Start of PAGE

Is Rabbi Elliot Dorff An Atheist?
I've long suspected from his writings and lectures that the University of Judaism professor of ethics Elliot Dorff is an atheist but people keep disabusing me of the notion.
So I was in my Orthodox shul Friday night with Dr. Dorff's latest book, "To Do The Right And Good: A Jewish Approach to Modern Social Ethics." And I read this:
"Religion provides us...the transcendent (imaged in the Western World as God)."
"...[N]one of us can attain the vantage point that Judaism ascribes to God in His omniscience."
Now, ascribes is a word intellectuals use to denote the beliefs of the uninformed masses. Ascribes implies that the writer, an intellectual, knows the truth beneath the ascribing. If the intellectual believed what was ascribed, he wouldn't use the word ascribe.
In these sentences, it seems that Rabbi Dorff is not comfortable with proclaiming God's omniscience but only that Rabbi Dorrff's religion ascribes all-knowningness to this "God," which is only the way the Western World images the transcendent.
Trust me. I'm on the Piety Patrol, and this Rabbi Dorff, though a lovely human being who once invited to his home for a shabbos lunch and welcomed me into the Library Minyan at Beth Am (I was only there to do outreach for Orthodoxy), appears to be an apikoros (heretic) in sheep's clothing.

End of PAGE

EXERCISE TASKS
• a. Restate the paragraph beginning "Now, ascribes is a word" in the post about Rabbi Dorff more briefly, keeping its main points.
• b. Please set down the passage of the post about Rabbi Dorff from "Now, ascribes is" to "in sheep's clothing." word for word.

Start of INFORMATION SUPPLIED

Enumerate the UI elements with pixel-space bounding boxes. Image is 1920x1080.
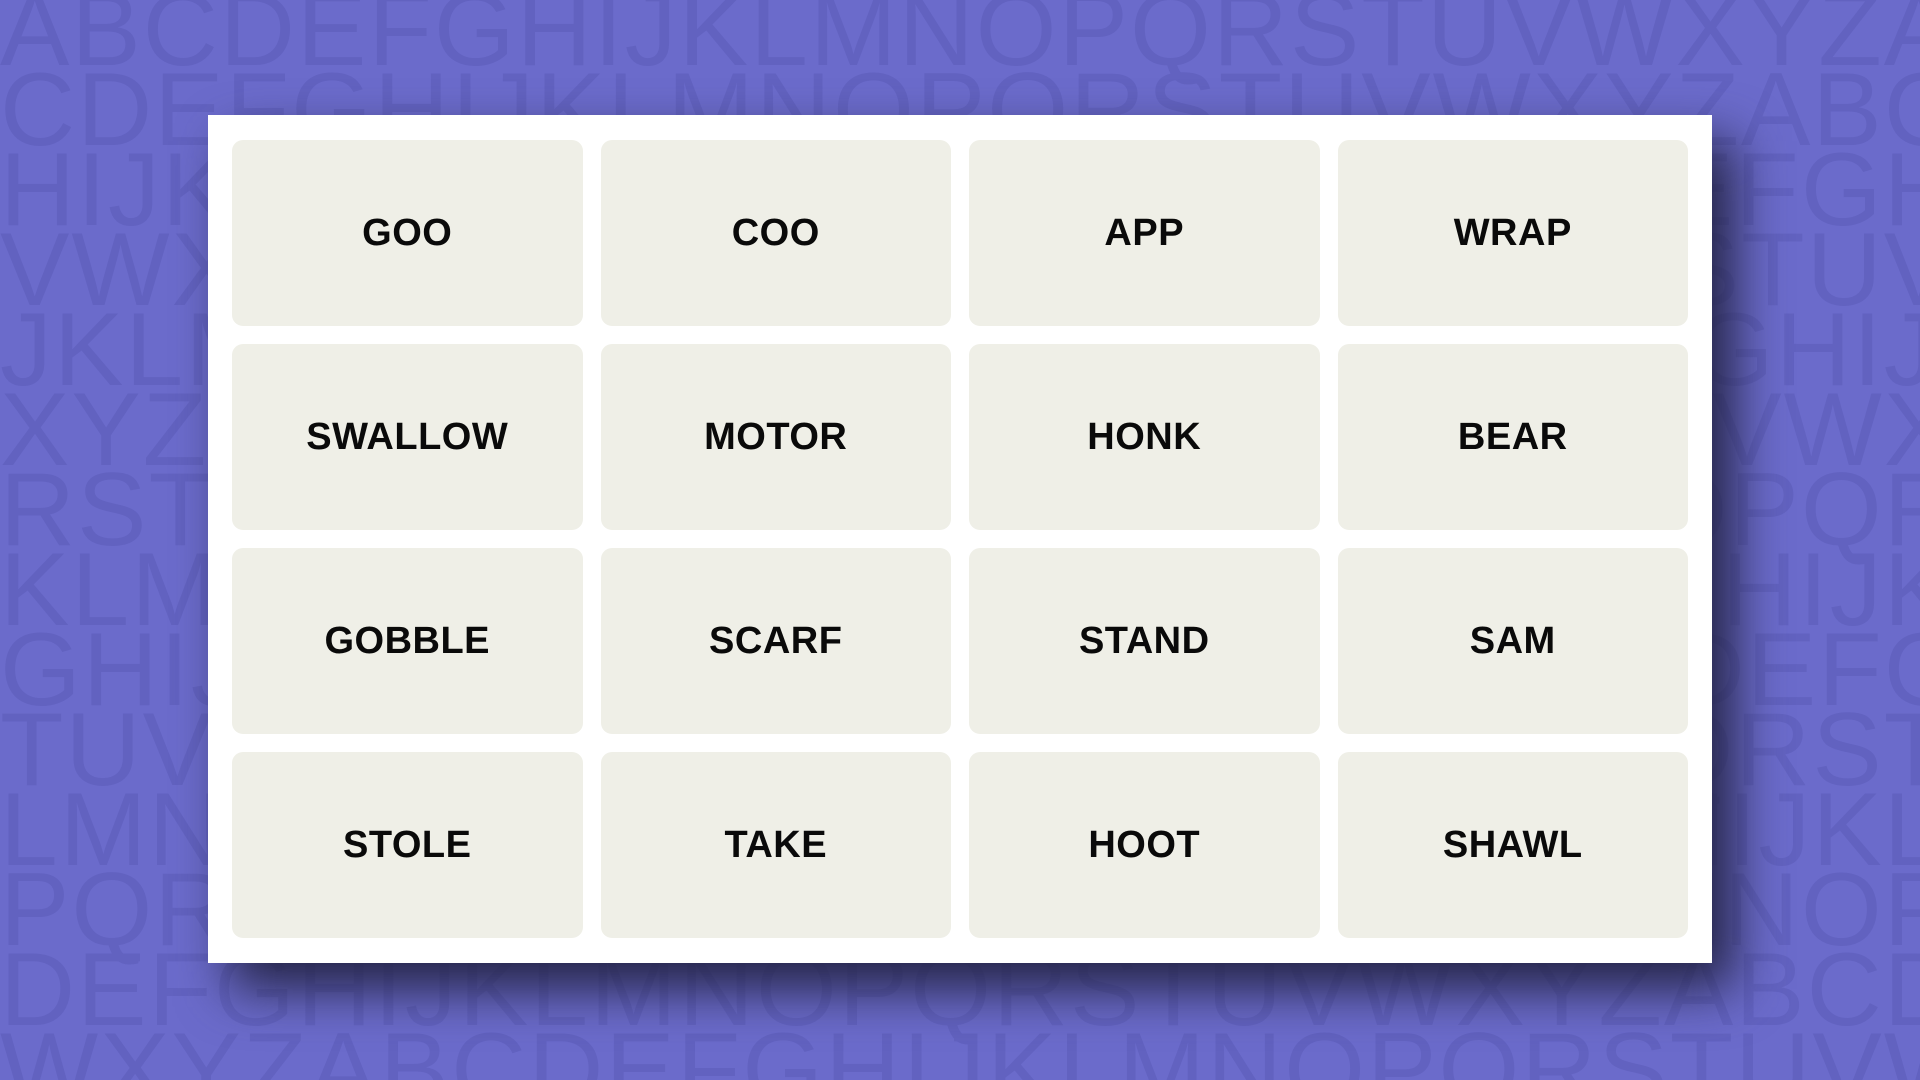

End of INFORMATION SUPPLIED

ANSWERS
• a. According to the post, intellectuals use "ascribes" for the beliefs of the uninformed masses. The word implies that the writer knows the truth beneath those beliefs, and an intellectual who shared the belief would not use it.

• b.
Now, ascribes is a word intellectuals use to denote the beliefs of the uninformed masses. Ascribes implies that the writer, an intellectual, knows the truth beneath the ascribing. If the intellectual believed what was ascribed, he wouldn't use the word ascribe.
In these sentences, it seems that Rabbi Dorff is not comfortable with proclaiming God's omniscience but only that Rabbi Dorrff's religion ascribes all-knowningness to this "God," which is only the way the Western World images the transcendent.
Trust me. I'm on the Piety Patrol, and this Rabbi Dorff, though a lovely human being who once invited to his home for a shabbos lunch and welcomed me into the Library Minyan at Beth Am (I was only there to do outreach for Orthodoxy), appears to be an apikoros (heretic) in sheep's clothing.